>> BEGIN

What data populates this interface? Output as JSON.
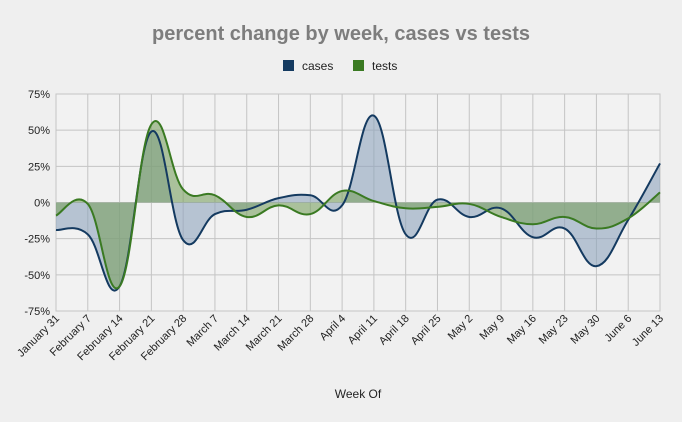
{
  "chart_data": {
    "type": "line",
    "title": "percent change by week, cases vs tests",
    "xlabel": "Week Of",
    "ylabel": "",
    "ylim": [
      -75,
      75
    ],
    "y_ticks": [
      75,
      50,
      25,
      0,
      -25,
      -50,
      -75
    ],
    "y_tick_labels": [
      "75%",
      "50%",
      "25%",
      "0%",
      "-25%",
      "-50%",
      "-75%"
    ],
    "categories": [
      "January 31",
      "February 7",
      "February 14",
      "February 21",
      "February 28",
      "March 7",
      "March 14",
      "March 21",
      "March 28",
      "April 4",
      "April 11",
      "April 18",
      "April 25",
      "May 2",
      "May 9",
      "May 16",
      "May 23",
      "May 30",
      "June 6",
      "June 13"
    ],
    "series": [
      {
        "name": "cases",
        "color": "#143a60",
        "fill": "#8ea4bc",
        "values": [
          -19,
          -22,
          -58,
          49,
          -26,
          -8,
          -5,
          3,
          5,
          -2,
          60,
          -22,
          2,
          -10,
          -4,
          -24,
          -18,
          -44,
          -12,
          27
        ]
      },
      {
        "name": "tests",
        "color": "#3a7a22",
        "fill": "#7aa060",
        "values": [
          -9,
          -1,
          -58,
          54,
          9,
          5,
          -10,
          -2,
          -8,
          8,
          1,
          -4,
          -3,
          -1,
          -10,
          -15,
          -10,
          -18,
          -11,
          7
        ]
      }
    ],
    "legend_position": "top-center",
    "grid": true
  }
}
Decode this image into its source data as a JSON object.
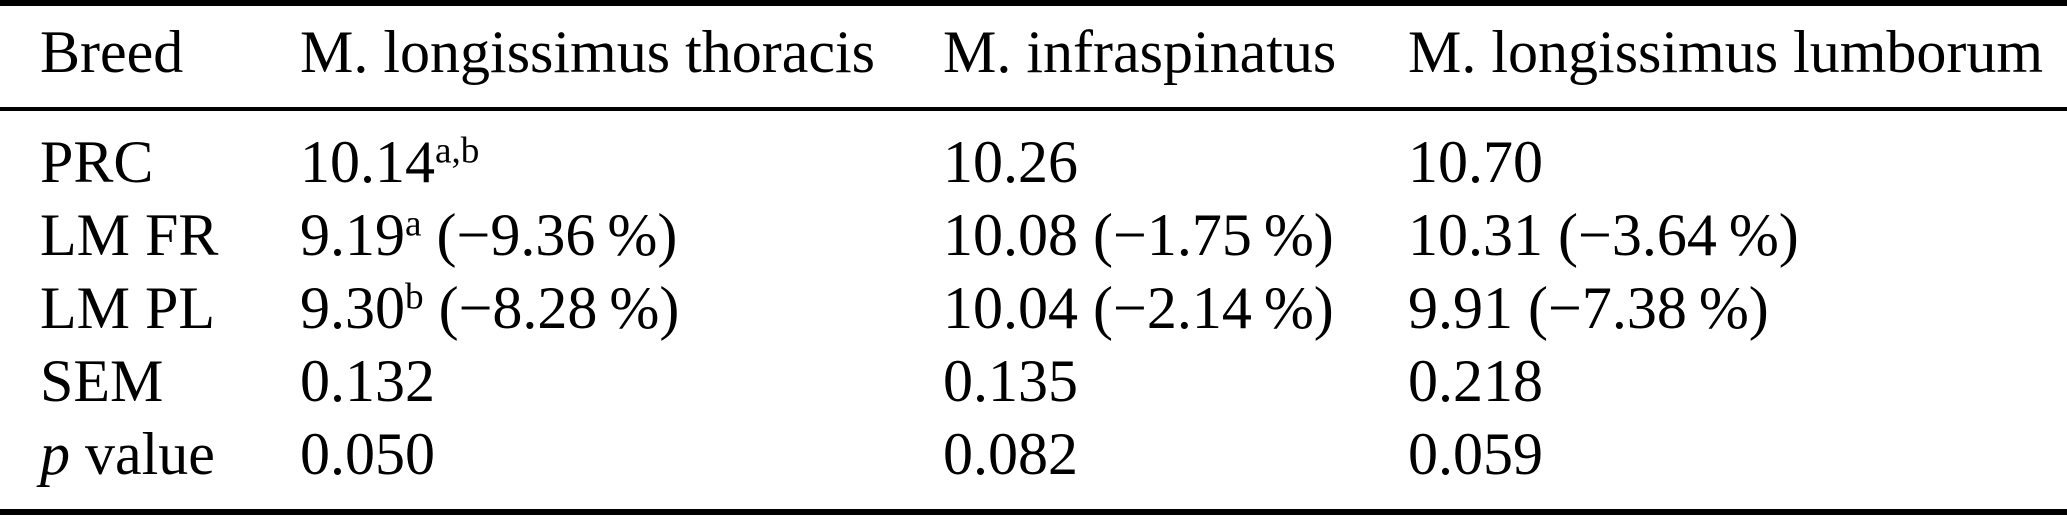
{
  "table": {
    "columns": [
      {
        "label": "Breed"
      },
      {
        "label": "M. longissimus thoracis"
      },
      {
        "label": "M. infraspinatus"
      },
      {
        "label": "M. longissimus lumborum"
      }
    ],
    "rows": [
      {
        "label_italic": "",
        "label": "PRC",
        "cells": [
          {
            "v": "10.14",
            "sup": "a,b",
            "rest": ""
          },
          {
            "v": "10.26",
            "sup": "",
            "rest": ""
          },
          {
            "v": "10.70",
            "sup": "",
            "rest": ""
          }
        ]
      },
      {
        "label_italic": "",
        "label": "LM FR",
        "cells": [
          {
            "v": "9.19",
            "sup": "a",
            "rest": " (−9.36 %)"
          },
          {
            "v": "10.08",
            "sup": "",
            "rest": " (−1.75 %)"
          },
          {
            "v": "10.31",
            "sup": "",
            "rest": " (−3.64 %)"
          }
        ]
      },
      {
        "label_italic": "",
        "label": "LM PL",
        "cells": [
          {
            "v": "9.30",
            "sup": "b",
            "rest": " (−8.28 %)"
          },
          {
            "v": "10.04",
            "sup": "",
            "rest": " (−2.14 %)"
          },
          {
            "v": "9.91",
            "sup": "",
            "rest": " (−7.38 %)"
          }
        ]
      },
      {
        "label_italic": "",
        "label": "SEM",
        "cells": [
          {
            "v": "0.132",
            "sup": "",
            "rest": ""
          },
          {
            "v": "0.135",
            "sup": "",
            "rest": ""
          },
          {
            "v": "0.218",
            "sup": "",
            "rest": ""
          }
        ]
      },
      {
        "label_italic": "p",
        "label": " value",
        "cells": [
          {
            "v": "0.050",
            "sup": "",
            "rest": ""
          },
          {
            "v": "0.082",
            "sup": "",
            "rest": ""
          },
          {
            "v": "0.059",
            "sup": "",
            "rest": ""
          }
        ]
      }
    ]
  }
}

>> END
>> BEGIN

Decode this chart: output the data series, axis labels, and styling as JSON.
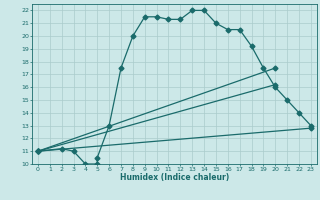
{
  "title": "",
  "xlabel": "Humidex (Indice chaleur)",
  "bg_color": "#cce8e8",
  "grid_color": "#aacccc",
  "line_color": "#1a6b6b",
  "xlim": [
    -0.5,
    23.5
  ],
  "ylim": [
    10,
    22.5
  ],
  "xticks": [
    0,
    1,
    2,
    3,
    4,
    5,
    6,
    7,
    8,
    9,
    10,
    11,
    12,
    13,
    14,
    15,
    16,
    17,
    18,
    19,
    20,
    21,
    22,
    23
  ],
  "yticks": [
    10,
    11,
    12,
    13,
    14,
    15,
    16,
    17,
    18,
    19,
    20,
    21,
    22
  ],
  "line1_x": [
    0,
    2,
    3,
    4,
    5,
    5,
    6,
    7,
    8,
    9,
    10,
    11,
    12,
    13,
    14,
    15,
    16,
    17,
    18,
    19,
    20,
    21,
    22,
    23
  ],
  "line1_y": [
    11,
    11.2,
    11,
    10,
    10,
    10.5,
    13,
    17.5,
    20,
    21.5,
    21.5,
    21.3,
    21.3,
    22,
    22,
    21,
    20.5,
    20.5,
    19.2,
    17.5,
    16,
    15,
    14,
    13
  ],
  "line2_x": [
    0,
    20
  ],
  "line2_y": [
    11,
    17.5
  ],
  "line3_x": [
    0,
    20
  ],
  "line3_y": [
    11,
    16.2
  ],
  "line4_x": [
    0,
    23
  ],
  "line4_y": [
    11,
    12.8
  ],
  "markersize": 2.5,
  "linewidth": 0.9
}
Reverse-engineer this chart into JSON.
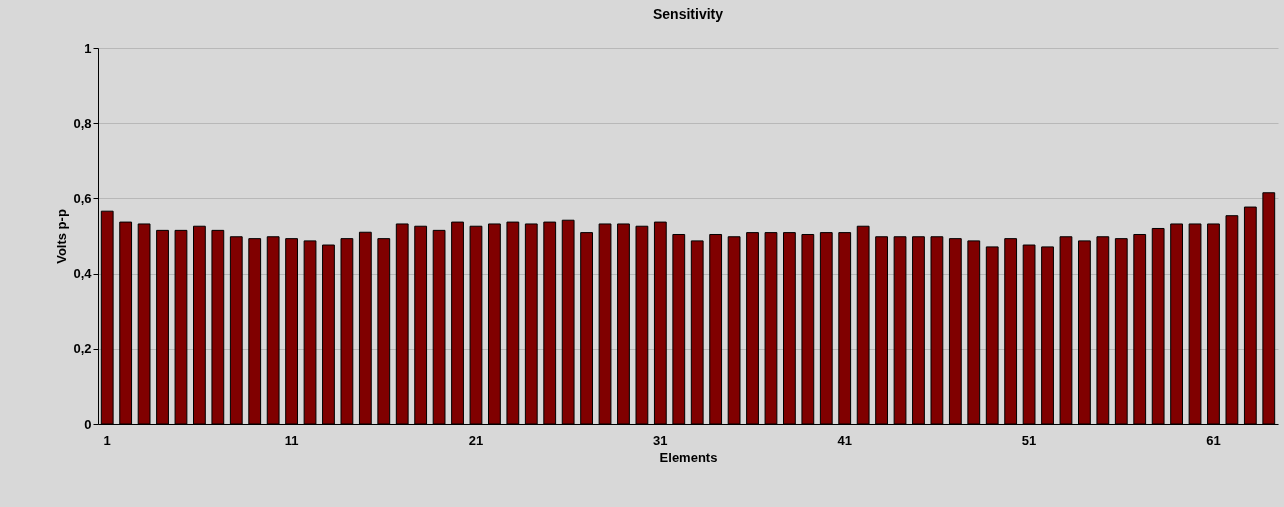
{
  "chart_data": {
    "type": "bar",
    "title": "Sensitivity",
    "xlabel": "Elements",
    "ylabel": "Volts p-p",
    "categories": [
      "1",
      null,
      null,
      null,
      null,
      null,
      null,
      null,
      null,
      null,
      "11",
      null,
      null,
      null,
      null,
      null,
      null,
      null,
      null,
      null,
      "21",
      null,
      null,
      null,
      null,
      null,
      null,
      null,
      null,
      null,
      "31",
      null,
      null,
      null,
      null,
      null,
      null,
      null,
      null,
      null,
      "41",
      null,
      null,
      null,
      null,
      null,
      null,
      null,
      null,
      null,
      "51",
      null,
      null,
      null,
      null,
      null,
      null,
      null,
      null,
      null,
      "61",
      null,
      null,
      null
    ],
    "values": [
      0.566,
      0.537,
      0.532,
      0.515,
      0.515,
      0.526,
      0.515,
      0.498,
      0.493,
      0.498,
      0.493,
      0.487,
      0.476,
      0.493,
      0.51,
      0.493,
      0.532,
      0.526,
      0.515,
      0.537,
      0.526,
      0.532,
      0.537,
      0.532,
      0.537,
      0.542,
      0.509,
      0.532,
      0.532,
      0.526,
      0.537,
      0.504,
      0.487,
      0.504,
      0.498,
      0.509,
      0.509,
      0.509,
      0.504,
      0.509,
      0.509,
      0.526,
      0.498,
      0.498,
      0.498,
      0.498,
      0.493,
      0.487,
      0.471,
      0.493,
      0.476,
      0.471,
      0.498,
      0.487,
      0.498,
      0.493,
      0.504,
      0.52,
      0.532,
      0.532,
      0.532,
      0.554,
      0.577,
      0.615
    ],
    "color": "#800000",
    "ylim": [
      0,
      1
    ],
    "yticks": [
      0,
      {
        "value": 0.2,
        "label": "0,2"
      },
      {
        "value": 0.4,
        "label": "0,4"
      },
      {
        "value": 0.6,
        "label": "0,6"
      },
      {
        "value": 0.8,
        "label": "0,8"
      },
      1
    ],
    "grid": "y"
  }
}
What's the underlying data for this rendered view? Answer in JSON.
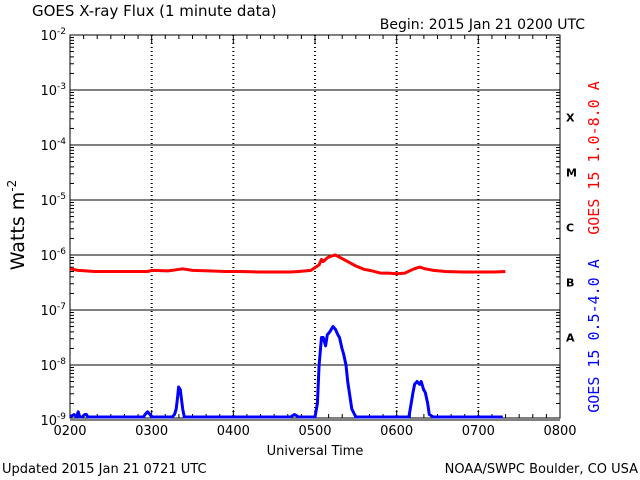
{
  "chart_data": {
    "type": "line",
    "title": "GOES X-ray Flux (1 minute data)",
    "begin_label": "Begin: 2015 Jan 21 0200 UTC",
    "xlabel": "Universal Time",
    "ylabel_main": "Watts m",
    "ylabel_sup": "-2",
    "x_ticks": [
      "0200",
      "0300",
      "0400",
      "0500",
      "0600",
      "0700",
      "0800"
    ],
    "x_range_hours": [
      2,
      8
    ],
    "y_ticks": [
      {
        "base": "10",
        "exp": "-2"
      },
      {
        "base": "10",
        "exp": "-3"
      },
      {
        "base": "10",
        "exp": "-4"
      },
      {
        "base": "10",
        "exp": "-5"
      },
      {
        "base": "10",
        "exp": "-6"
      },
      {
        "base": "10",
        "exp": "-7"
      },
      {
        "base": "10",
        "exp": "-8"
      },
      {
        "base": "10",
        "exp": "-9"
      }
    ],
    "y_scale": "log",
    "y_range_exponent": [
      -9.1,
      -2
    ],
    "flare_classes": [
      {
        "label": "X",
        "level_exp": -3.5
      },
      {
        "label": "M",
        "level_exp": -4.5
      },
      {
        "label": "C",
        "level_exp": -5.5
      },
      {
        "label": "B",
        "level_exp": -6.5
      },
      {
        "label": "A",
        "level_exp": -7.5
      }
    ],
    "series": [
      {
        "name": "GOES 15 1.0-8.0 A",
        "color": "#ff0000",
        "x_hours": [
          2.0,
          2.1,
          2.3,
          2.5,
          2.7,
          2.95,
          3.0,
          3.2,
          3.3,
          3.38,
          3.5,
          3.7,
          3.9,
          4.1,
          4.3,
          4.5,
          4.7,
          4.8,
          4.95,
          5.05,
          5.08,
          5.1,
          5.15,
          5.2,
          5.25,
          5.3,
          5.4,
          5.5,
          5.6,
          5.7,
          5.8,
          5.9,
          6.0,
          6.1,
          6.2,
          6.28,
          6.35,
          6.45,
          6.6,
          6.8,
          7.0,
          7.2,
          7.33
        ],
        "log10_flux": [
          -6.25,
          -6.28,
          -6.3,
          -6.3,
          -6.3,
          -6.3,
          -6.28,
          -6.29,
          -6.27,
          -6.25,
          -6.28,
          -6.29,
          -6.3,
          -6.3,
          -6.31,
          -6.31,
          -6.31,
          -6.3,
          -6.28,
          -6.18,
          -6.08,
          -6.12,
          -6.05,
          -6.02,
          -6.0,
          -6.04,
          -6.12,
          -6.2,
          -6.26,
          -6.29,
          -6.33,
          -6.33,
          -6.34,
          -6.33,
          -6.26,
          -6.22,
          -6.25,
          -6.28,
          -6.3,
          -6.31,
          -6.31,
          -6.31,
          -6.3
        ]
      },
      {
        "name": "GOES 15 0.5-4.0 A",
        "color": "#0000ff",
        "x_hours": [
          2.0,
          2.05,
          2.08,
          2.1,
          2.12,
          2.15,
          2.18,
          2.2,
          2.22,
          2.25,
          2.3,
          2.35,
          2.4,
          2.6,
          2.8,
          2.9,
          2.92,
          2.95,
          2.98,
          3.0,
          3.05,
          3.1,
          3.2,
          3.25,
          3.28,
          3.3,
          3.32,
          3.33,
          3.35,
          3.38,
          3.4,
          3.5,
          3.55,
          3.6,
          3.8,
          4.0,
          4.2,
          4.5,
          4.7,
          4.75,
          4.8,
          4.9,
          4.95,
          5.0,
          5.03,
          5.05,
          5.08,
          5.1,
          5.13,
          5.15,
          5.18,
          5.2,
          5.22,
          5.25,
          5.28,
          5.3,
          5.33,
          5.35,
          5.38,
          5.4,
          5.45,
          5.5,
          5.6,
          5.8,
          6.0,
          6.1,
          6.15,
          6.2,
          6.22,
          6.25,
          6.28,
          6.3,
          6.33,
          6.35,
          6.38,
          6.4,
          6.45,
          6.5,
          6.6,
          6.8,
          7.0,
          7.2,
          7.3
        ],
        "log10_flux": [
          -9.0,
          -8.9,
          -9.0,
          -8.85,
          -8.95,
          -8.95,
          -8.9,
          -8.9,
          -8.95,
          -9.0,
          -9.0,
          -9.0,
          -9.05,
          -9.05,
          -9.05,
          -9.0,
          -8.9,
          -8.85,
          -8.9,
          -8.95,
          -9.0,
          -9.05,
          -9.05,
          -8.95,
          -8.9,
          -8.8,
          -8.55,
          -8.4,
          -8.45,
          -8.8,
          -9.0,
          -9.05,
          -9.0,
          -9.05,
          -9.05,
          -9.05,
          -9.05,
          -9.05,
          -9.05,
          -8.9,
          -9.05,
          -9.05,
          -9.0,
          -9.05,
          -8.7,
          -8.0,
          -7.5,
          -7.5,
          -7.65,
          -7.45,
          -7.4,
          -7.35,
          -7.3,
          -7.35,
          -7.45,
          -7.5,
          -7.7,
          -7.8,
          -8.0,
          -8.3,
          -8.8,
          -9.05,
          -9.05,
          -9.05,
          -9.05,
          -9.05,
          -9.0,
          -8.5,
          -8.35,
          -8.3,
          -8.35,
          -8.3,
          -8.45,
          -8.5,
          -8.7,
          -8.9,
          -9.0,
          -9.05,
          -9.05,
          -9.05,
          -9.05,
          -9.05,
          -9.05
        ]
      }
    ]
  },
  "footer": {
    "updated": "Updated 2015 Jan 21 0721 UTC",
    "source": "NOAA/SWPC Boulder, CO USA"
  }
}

>> END

Exercise
List all lines from the entries that include the word "xlabel".

Solved exercise
    "xlabel": "Week Of",
  "xlabel": "Humidex (Indice chaleur)",
    "xlabel": "Elements",
    "xlabel": "Universal Time",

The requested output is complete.